◆ WHAT IS BEING ASKED
Filter these entries down to lines holding "viral".

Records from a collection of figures
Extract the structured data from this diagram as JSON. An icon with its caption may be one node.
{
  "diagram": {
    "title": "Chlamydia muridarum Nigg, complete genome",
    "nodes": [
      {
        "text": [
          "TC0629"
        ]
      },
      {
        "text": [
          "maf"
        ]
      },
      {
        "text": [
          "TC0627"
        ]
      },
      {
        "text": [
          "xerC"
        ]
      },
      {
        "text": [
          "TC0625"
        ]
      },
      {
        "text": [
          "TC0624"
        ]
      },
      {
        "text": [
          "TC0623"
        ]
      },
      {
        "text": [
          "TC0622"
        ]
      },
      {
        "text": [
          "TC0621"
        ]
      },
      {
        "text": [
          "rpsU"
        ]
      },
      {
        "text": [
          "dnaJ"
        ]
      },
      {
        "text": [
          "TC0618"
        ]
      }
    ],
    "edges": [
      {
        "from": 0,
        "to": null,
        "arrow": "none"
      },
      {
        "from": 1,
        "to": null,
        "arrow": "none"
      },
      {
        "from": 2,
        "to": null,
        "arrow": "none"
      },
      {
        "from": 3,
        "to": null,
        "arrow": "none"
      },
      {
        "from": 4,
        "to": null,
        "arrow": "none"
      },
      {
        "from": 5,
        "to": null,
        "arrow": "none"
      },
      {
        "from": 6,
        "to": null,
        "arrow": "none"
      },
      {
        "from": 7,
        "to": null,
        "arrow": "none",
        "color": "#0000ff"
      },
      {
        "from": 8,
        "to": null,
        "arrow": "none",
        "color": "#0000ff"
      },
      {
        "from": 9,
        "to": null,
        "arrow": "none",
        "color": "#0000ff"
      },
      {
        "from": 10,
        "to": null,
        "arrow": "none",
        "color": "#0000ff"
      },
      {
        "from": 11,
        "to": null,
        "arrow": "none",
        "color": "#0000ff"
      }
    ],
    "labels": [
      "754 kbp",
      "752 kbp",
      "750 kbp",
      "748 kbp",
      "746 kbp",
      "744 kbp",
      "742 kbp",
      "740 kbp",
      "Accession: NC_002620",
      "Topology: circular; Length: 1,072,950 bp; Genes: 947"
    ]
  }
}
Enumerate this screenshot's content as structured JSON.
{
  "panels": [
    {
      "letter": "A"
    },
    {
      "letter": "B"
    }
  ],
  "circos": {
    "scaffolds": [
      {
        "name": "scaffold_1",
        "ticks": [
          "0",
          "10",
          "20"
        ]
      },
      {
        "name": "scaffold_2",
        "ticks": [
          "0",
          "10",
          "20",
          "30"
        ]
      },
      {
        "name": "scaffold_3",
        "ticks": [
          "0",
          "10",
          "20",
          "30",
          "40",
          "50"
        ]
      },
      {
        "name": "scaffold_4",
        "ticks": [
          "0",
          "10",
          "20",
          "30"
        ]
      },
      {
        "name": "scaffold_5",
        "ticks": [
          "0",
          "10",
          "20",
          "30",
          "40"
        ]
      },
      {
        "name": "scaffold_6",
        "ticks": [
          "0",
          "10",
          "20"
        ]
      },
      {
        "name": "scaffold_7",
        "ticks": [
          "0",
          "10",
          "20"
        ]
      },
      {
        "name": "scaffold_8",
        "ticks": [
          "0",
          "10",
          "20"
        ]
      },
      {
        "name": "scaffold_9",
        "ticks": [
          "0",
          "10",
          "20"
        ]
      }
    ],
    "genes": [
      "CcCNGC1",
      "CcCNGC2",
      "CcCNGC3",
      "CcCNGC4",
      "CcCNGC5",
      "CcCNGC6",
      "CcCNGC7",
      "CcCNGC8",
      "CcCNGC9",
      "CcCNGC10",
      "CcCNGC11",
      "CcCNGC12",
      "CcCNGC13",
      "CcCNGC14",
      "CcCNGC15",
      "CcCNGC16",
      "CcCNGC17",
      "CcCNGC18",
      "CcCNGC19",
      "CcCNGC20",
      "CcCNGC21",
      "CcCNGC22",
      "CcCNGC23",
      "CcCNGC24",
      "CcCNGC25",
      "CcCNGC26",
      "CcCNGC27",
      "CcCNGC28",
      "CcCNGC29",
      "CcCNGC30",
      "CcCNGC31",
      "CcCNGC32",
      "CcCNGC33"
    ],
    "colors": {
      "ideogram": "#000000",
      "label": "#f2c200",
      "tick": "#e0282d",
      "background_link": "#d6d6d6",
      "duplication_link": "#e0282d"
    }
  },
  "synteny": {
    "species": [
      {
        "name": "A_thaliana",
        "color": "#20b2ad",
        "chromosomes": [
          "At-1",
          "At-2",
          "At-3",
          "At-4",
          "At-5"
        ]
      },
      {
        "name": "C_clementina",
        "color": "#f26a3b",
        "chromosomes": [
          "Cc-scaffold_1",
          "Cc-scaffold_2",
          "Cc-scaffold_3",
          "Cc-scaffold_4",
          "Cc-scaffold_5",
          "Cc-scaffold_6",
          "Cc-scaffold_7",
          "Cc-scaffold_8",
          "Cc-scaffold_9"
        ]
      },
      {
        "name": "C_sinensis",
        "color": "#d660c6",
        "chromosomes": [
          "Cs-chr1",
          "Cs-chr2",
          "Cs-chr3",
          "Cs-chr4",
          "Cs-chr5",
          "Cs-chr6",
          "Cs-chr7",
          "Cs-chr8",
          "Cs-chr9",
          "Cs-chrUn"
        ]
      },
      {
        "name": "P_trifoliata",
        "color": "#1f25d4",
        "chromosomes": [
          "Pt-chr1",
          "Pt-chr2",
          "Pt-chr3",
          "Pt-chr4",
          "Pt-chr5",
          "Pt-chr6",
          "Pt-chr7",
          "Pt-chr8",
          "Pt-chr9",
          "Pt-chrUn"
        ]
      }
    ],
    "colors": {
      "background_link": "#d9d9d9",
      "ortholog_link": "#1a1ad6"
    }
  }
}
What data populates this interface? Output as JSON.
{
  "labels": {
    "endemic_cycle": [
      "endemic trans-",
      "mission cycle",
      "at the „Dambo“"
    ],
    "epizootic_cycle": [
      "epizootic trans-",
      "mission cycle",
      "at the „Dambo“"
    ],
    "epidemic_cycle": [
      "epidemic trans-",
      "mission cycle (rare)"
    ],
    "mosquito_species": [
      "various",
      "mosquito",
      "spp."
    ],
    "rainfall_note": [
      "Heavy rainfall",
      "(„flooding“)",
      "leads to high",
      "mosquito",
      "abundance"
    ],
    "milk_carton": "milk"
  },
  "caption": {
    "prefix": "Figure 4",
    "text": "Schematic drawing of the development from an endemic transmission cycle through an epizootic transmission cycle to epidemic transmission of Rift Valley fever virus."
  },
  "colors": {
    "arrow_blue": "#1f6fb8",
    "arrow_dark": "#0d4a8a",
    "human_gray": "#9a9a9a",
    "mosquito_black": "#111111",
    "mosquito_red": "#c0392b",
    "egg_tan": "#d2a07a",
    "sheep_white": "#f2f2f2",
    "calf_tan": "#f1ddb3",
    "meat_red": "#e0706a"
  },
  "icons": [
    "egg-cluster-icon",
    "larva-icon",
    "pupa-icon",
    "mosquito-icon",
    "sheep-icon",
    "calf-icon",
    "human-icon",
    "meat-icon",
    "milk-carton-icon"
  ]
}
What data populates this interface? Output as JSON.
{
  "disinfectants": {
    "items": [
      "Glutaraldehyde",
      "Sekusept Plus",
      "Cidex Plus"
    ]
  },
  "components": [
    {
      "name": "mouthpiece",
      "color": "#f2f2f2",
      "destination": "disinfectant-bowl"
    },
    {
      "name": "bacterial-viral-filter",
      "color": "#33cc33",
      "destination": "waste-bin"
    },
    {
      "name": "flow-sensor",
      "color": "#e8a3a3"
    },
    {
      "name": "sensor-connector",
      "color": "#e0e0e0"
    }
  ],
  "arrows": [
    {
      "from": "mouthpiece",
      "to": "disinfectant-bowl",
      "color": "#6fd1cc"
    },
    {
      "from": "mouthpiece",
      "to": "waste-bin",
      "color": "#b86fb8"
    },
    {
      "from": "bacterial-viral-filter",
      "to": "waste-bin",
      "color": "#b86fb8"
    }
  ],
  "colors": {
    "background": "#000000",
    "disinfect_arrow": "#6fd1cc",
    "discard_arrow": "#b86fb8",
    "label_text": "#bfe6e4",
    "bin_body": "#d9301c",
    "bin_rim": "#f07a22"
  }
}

◆ TASK ANSWER
      "name": "bacterial-viral-filter",
      "from": "bacterial-viral-filter",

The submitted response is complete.